What to produce: Copy every line from the material below that holds "been".

--- BEGIN Task input ---

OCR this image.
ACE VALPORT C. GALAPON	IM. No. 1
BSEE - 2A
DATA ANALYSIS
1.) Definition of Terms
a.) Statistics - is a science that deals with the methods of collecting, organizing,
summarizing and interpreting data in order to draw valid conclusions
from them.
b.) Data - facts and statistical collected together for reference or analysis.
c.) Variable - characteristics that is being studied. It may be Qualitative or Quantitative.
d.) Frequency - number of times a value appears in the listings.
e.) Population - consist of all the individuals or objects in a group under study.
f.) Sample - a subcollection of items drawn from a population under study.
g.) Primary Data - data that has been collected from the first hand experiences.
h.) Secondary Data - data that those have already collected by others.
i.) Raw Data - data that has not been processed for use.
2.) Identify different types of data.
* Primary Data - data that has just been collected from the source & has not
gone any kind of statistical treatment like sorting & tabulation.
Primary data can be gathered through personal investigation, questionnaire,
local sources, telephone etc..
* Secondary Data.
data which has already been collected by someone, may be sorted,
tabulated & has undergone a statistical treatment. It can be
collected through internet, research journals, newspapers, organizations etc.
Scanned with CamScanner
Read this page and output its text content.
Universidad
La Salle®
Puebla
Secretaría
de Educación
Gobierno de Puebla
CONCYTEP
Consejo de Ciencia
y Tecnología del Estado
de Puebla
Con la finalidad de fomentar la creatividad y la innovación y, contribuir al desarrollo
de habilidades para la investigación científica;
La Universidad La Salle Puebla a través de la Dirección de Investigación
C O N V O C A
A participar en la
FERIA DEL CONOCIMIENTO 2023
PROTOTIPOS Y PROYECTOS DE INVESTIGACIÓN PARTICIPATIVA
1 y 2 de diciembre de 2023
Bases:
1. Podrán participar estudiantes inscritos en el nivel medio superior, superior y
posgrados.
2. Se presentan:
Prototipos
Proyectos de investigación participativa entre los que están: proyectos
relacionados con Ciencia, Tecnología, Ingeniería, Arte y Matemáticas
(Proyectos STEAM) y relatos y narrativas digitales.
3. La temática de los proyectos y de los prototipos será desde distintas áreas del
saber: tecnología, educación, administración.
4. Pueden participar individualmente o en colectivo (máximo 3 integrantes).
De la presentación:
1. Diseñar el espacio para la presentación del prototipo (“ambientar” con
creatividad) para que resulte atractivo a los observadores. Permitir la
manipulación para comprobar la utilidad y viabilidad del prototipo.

--- END Task input ---

Answer in full:
g.) Primary Data - data that has been collected from the first hand experiences.
i.) Raw Data - data that has not been processed for use.
* Primary Data - data that has just been collected from the source & has not
data which has already been collected by someone, may be sorted,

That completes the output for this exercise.